DB refresh: Updated objects (i.e. metadata) #398

Open joeflack4 opened 1 year ago

joeflack4 commented 1 year ago

Overview

Currently the DB refresh is set up so that any new created objects created since a certain time will be fetched. However, data about any updates / archivals (I don't think) / deletions of objects will not be fetched.

Since these objects are mostly immutable, I think this only applies to metadata.

Involves the following objects

When to update metadata

a. Query the API on lastUpdated b. We could also update container metadata whenever we fetch a new cset version. That's be a convenient time.

Sub-tasks

Sigfried commented 1 year ago

Solve by changing fetch since queries to compare to modifiedAt instead of createdAt

joeflack4 commented 1 year ago

Thanks Siggie. That is the most important thing. Other logic will need to be changed too. If I change that one line and do nothing else, it will try to insert data as if it is a new record rather than doing an update. Shouldn't require that many changes in the logic, I don't think.

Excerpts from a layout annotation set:
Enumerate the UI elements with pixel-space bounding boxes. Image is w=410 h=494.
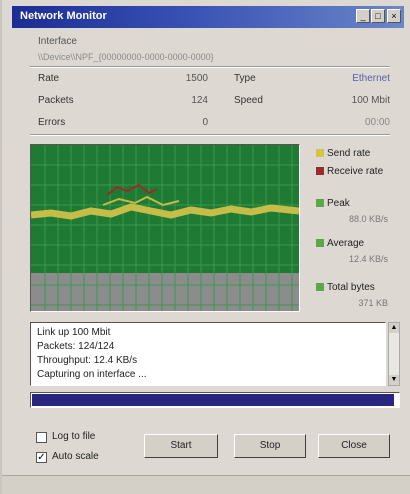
total-value: 371 KB xyxy=(358,298,388,308)
traffic-graph xyxy=(30,144,300,312)
log-scrollbar[interactable]: ▲ ▼ xyxy=(388,322,400,386)
errors-value: 0 xyxy=(202,117,208,128)
packets-label: Packets xyxy=(38,95,74,106)
legend-item: Receive rate xyxy=(316,166,383,177)
progress-fill xyxy=(32,394,394,406)
log-line: Packets: 124/124 xyxy=(37,341,115,352)
legend-label: Peak xyxy=(327,198,350,209)
interface-path: \\Device\\NPF_{00000000-0000-0000-0000} xyxy=(38,52,214,62)
legend-item: Send rate xyxy=(316,148,370,159)
scroll-up-icon[interactable]: ▲ xyxy=(389,323,399,333)
log-line: Link up 100 Mbit xyxy=(37,327,111,338)
legend-swatch xyxy=(316,199,324,208)
progress-bar xyxy=(30,392,400,408)
rate-label: Rate xyxy=(38,73,60,84)
title-bar[interactable]: Network Monitor _ □ × xyxy=(12,6,404,28)
legend-swatch xyxy=(316,239,324,248)
legend-item: Peak xyxy=(316,198,350,209)
legend-label: Total bytes xyxy=(327,282,375,293)
legend-label: Send rate xyxy=(327,148,371,159)
stop-button[interactable]: Stop xyxy=(234,434,306,458)
errors-label: Errors xyxy=(38,117,66,128)
interface-label: Interface xyxy=(38,36,77,47)
speed-value: 100 Mbit xyxy=(351,95,390,106)
average-value: 12.4 KB/s xyxy=(348,254,388,264)
type-label: Type xyxy=(234,73,256,84)
log-line: Capturing on interface ... xyxy=(37,369,147,380)
window-title: Network Monitor xyxy=(20,10,107,22)
scroll-down-icon[interactable]: ▼ xyxy=(389,375,399,385)
auto-scale-label: Auto scale xyxy=(52,451,99,462)
log-textbox[interactable]: Link up 100 Mbit Packets: 124/124 Throug… xyxy=(30,322,386,386)
log-to-file-label: Log to file xyxy=(52,431,96,442)
monitor-window: Network Monitor _ □ × Interface \\Device… xyxy=(0,0,410,494)
auto-scale-checkbox[interactable]: ✓ xyxy=(36,452,47,463)
legend-swatch xyxy=(316,283,324,292)
minimize-button[interactable]: _ xyxy=(356,9,370,23)
legend-item: Average xyxy=(316,238,364,249)
separator xyxy=(30,66,390,68)
status-bar xyxy=(2,475,410,494)
speed-label: Speed xyxy=(234,95,263,106)
log-line: Throughput: 12.4 KB/s xyxy=(37,355,138,366)
log-to-file-checkbox[interactable] xyxy=(36,432,47,443)
maximize-button[interactable]: □ xyxy=(371,9,385,23)
legend-item: Total bytes xyxy=(316,282,375,293)
elapsed-value: 00:00 xyxy=(364,117,390,128)
close-button[interactable]: Close xyxy=(318,434,390,458)
legend-label: Average xyxy=(327,238,365,249)
legend-swatch xyxy=(316,167,324,176)
separator xyxy=(30,134,390,136)
traffic-graph-svg xyxy=(31,145,299,311)
type-value: Ethernet xyxy=(352,73,390,84)
rate-value: 1500 xyxy=(185,73,208,84)
legend-label: Receive rate xyxy=(327,166,384,177)
close-window-button[interactable]: × xyxy=(387,9,401,23)
peak-value: 88.0 KB/s xyxy=(348,214,388,224)
send-rate-peak-line xyxy=(102,195,180,207)
packets-value: 124 xyxy=(191,95,208,106)
legend-swatch xyxy=(316,149,324,158)
start-button[interactable]: Start xyxy=(144,434,218,458)
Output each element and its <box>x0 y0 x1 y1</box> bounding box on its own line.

* WHAT YOU ARE ASKED TO DO *
List every camel-case field name that appears in the DB refresh thread. The records were drawn from a different source than the text.

* EXERCISE OUTPUT *
lastUpdated, modifiedAt, createdAt